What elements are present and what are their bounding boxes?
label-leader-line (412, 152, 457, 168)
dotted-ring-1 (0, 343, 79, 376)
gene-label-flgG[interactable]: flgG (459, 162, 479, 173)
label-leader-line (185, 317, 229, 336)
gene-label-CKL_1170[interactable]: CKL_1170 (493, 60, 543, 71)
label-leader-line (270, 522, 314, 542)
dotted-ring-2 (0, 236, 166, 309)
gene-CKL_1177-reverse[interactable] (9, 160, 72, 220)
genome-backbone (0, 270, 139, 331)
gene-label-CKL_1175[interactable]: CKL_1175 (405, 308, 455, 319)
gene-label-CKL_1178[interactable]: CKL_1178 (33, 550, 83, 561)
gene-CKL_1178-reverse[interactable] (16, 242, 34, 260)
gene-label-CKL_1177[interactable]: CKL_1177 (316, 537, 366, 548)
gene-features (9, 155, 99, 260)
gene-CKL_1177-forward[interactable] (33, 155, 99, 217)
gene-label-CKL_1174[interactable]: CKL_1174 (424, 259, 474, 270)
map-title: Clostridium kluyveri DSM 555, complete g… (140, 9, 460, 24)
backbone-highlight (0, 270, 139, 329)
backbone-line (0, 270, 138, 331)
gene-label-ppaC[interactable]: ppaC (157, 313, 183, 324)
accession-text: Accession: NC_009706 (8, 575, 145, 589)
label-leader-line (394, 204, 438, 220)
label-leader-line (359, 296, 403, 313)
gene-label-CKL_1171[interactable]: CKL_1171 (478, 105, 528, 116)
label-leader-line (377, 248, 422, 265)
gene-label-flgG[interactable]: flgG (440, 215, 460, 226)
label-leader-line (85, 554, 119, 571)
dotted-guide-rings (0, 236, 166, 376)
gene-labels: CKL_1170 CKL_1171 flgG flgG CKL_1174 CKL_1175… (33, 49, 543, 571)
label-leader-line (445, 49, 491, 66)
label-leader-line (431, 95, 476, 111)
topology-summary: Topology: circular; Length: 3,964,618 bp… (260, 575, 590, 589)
-------
What the task requires -
Where does the word "backbone" appear in the records? Copy every line that holds it.

Task output -
genome-backbone (0, 270, 139, 331)
backbone-highlight (0, 270, 139, 329)
backbone-line (0, 270, 138, 331)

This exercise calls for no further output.